Job -
Print the full passage about Monty Python Live (Mostly) word for word.

Excerpted text -
Broadcast from the O2 Arena in London to cinemas around the world, Monty Python Live (Mostly) included many of the comedy troupe’s classic sketches and hit songs, although they weren’t always done in predictable ways. Some have been updated with current references, but others remain the same and are as funny as always. The parrot may have passed on, but the members of Monty Python are not dead yet (mostly), and they joked that the subtitle of the show is One Down, Five to Go.
This epic comedy reunion was the perfect way for the remaining Pythons to perform together for one last hurrah. The “female Python” Carol Cleveland also joined them and reprised her role in “The Lumberjack Song,” among others. Although their Flying Circus has been off the air since 1974, and the Pythons haven’t done a stage show since 1980, their impact on pop culture is immense and has trickled down through the generations.

Stored records -

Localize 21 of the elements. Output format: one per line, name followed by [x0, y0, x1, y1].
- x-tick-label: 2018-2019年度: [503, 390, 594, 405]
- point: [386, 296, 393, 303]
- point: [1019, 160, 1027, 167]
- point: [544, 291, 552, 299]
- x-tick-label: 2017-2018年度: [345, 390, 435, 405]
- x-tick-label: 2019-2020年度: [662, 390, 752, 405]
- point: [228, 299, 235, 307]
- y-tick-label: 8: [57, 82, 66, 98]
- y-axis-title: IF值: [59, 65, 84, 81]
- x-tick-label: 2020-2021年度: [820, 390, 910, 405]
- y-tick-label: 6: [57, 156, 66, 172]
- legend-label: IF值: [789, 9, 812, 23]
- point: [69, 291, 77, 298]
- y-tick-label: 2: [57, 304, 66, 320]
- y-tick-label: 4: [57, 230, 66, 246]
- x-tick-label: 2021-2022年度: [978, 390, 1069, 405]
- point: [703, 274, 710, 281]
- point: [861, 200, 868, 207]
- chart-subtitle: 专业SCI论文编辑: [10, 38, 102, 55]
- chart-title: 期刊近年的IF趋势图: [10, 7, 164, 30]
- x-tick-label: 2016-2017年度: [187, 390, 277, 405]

The result -
Broadcast from the O2 Arena in London to cinemas around the world, Monty Python Live (Mostly) included many of the comedy troupe’s classic sketches and hit songs, although they weren’t always done in predictable ways. Some have been updated with current references, but others remain the same and are as funny as always. The parrot may have passed on, but the members of Monty Python are not dead yet (mostly), and they joked that the subtitle of the show is One Down, Five to Go.
This epic comedy reunion was the perfect way for the remaining Pythons to perform together for one last hurrah. The “female Python” Carol Cleveland also joined them and reprised her role in “The Lumberjack Song,” among others. Although their Flying Circus has been off the air since 1974, and the Pythons haven’t done a stage show since 1980, their impact on pop culture is immense and has trickled down through the generations.